◆ EXERCISE DETAILS:
Extract every line of the material below and reproduce it faithfully.

Source data
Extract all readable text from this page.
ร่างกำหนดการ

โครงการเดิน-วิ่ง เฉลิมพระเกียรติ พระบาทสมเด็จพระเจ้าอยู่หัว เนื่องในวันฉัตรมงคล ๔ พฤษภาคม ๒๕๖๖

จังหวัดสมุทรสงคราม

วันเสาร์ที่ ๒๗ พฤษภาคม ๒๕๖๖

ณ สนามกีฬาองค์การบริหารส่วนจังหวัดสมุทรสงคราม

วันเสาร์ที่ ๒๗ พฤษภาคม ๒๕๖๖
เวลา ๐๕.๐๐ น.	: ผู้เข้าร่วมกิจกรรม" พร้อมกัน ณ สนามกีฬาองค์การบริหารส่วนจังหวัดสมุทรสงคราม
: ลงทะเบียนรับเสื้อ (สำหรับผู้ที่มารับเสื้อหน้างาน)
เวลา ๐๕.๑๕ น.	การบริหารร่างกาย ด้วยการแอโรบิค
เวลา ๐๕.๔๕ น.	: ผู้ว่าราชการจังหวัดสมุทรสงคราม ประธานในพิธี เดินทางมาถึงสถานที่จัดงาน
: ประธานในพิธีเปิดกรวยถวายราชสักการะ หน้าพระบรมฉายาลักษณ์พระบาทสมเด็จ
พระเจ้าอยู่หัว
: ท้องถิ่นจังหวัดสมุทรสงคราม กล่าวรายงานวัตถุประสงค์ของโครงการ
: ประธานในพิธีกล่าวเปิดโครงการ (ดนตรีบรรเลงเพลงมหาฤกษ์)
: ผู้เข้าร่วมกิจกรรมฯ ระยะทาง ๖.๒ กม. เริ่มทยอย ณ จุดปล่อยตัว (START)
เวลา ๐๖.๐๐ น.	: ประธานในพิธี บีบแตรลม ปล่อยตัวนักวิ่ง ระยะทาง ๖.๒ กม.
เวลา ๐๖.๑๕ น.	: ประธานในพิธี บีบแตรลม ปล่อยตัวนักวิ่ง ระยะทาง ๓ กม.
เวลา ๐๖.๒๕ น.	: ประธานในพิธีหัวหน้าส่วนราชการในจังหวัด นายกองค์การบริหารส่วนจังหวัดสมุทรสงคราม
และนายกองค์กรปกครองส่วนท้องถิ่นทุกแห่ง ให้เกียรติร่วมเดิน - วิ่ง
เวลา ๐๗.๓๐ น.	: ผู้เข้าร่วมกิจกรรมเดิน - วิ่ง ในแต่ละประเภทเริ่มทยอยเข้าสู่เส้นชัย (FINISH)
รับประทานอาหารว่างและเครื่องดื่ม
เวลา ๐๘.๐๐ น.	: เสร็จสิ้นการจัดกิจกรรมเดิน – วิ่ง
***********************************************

◆ COMPLETE ANSWER:
Extract all readable text from this page.
ร่างกำหนดการ

โครงการเดิน-วิ่ง เฉลิมพระเกียรติ พระบาทสมเด็จพระเจ้าอยู่หัว เนื่องในวันฉัตรมงคล ๔ พฤษภาคม ๒๕๖๖

จังหวัดสมุทรสงคราม

วันเสาร์ที่ ๒๗ พฤษภาคม ๒๕๖๖

ณ สนามกีฬาองค์การบริหารส่วนจังหวัดสมุทรสงคราม

วันเสาร์ที่ ๒๗ พฤษภาคม ๒๕๖๖
เวลา ๐๕.๐๐ น.	: ผู้เข้าร่วมกิจกรรม" พร้อมกัน ณ สนามกีฬาองค์การบริหารส่วนจังหวัดสมุทรสงคราม
: ลงทะเบียนรับเสื้อ (สำหรับผู้ที่มารับเสื้อหน้างาน)
เวลา ๐๕.๑๕ น.	การบริหารร่างกาย ด้วยการแอโรบิค
เวลา ๐๕.๔๕ น.	: ผู้ว่าราชการจังหวัดสมุทรสงคราม ประธานในพิธี เดินทางมาถึงสถานที่จัดงาน
: ประธานในพิธีเปิดกรวยถวายราชสักการะ หน้าพระบรมฉายาลักษณ์พระบาทสมเด็จ
พระเจ้าอยู่หัว
: ท้องถิ่นจังหวัดสมุทรสงคราม กล่าวรายงานวัตถุประสงค์ของโครงการ
: ประธานในพิธีกล่าวเปิดโครงการ (ดนตรีบรรเลงเพลงมหาฤกษ์)
: ผู้เข้าร่วมกิจกรรมฯ ระยะทาง ๖.๒ กม. เริ่มทยอย ณ จุดปล่อยตัว (START)
เวลา ๐๖.๐๐ น.	: ประธานในพิธี บีบแตรลม ปล่อยตัวนักวิ่ง ระยะทาง ๖.๒ กม.
เวลา ๐๖.๑๕ น.	: ประธานในพิธี บีบแตรลม ปล่อยตัวนักวิ่ง ระยะทาง ๓ กม.
เวลา ๐๖.๒๕ น.	: ประธานในพิธีหัวหน้าส่วนราชการในจังหวัด นายกองค์การบริหารส่วนจังหวัดสมุทรสงคราม
และนายกองค์กรปกครองส่วนท้องถิ่นทุกแห่ง ให้เกียรติร่วมเดิน - วิ่ง
เวลา ๐๗.๓๐ น.	: ผู้เข้าร่วมกิจกรรมเดิน - วิ่ง ในแต่ละประเภทเริ่มทยอยเข้าสู่เส้นชัย (FINISH)
รับประทานอาหารว่างและเครื่องดื่ม
เวลา ๐๘.๐๐ น.	: เสร็จสิ้นการจัดกิจกรรมเดิน – วิ่ง
***********************************************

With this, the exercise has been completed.